Task to carry out >> In the records, copy out every line word for word, starting at the line that contains "chevron-down-icon: [1130, 719, 1143, 732]" and ending at the line that contains "chevron-down-icon: [1130, 336, 1143, 349]", with both of those lines included.

---- Data supplied

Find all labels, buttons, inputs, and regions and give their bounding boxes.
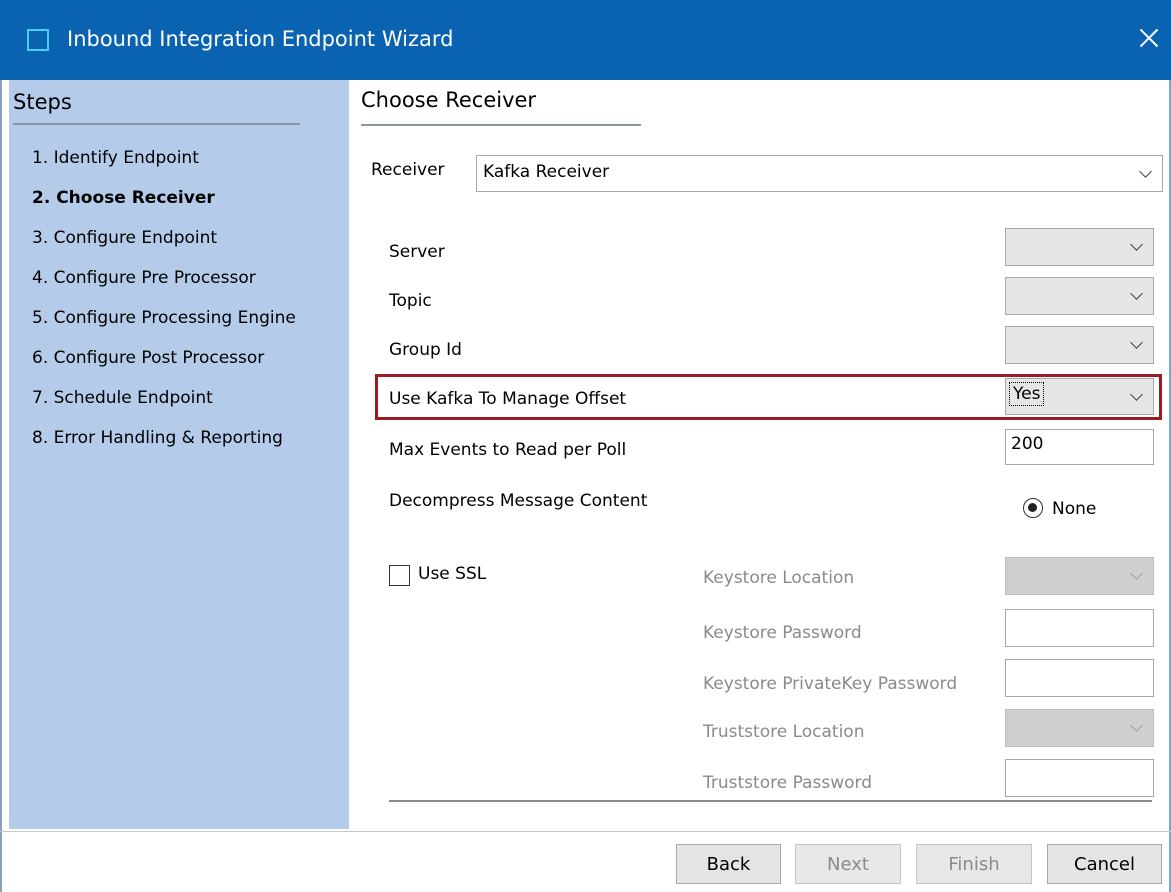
chevron-down-icon: [1130, 719, 1143, 732]
cancel-button[interactable]: Cancel: [1047, 844, 1162, 884]
window-border-left: [0, 80, 2, 892]
title-bar[interactable]: Inbound Integration Endpoint Wizard: [0, 0, 1171, 80]
chevron-down-icon: [1130, 336, 1143, 349]
step-configure-pre-processor: 4. Configure Pre Processor: [32, 268, 256, 288]
topic-select[interactable]: [1005, 277, 1154, 315]
footer-divider: [0, 831, 1171, 832]
manage-offset-select-value: Yes: [1009, 382, 1045, 406]
keystore-location-label: Keystore Location: [703, 568, 855, 588]
keystore-privatekey-password-label: Keystore PrivateKey Password: [703, 674, 958, 694]
truststore-password-label: Truststore Password: [703, 773, 872, 793]
chevron-down-icon: [1130, 388, 1143, 401]
window-title: Inbound Integration Endpoint Wizard: [67, 27, 454, 51]
manage-offset-select[interactable]: Yes: [1005, 378, 1154, 415]
wizard-window: Inbound Integration Endpoint Wizard Step…: [0, 0, 1171, 892]
receiver-select-value: Kafka Receiver: [483, 162, 610, 182]
receiver-select[interactable]: Kafka Receiver: [476, 155, 1163, 192]
finish-button[interactable]: Finish: [916, 844, 1032, 884]
decompress-none-radio[interactable]: [1023, 498, 1043, 518]
truststore-password-input[interactable]: [1005, 759, 1154, 797]
max-events-value: 200: [1011, 434, 1044, 454]
group-id-label: Group Id: [389, 340, 462, 360]
close-icon[interactable]: [1133, 22, 1163, 56]
topic-label: Topic: [389, 291, 432, 311]
max-events-label: Max Events to Read per Poll: [389, 440, 627, 460]
truststore-location-label: Truststore Location: [703, 722, 865, 742]
step-schedule-endpoint: 7. Schedule Endpoint: [32, 388, 213, 408]
back-button[interactable]: Back: [676, 844, 781, 884]
page-title: Choose Receiver: [361, 88, 537, 112]
content-divider: [389, 800, 1152, 802]
step-error-handling-reporting: 8. Error Handling & Reporting: [32, 428, 283, 448]
chevron-down-icon: [1139, 165, 1152, 178]
server-label: Server: [389, 242, 445, 262]
step-configure-post-processor: 6. Configure Post Processor: [32, 348, 265, 368]
next-button[interactable]: Next: [795, 844, 901, 884]
chevron-down-icon: [1130, 238, 1143, 251]
step-identify-endpoint: 1. Identify Endpoint: [32, 148, 199, 168]
decompress-label: Decompress Message Content: [389, 491, 648, 511]
steps-panel: Steps 1. Identify Endpoint 2. Choose Rec…: [9, 80, 349, 829]
keystore-password-input[interactable]: [1005, 609, 1154, 647]
steps-title: Steps: [13, 90, 72, 114]
truststore-location-select[interactable]: [1005, 709, 1154, 747]
step-choose-receiver: 2. Choose Receiver: [32, 188, 215, 208]
use-ssl-checkbox[interactable]: [389, 565, 410, 586]
chevron-down-icon: [1130, 287, 1143, 300]
keystore-location-select[interactable]: [1005, 557, 1154, 595]
steps-divider: [13, 123, 300, 125]
keystore-password-label: Keystore Password: [703, 623, 862, 643]
manage-offset-label: Use Kafka To Manage Offset: [389, 389, 627, 409]
app-icon: [27, 29, 49, 51]
max-events-input[interactable]: 200: [1005, 429, 1154, 465]
receiver-label: Receiver: [371, 160, 445, 180]
keystore-privatekey-password-input[interactable]: [1005, 659, 1154, 697]
group-id-select[interactable]: [1005, 326, 1154, 364]
step-configure-endpoint: 3. Configure Endpoint: [32, 228, 218, 248]
use-ssl-label[interactable]: Use SSL: [418, 564, 486, 584]
decompress-none-label[interactable]: None: [1052, 499, 1096, 519]
page-title-divider: [361, 124, 641, 126]
server-select[interactable]: [1005, 228, 1154, 266]
step-configure-processing-engine: 5. Configure Processing Engine: [32, 308, 296, 328]
chevron-down-icon: [1130, 567, 1143, 580]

--------

Solution >>
chevron-down-icon: [1130, 719, 1143, 732]
cancel-button[interactable]: Cancel: [1047, 844, 1162, 884]
window-border-left: [0, 80, 2, 892]
title-bar[interactable]: Inbound Integration Endpoint Wizard: [0, 0, 1171, 80]
chevron-down-icon: [1130, 336, 1143, 349]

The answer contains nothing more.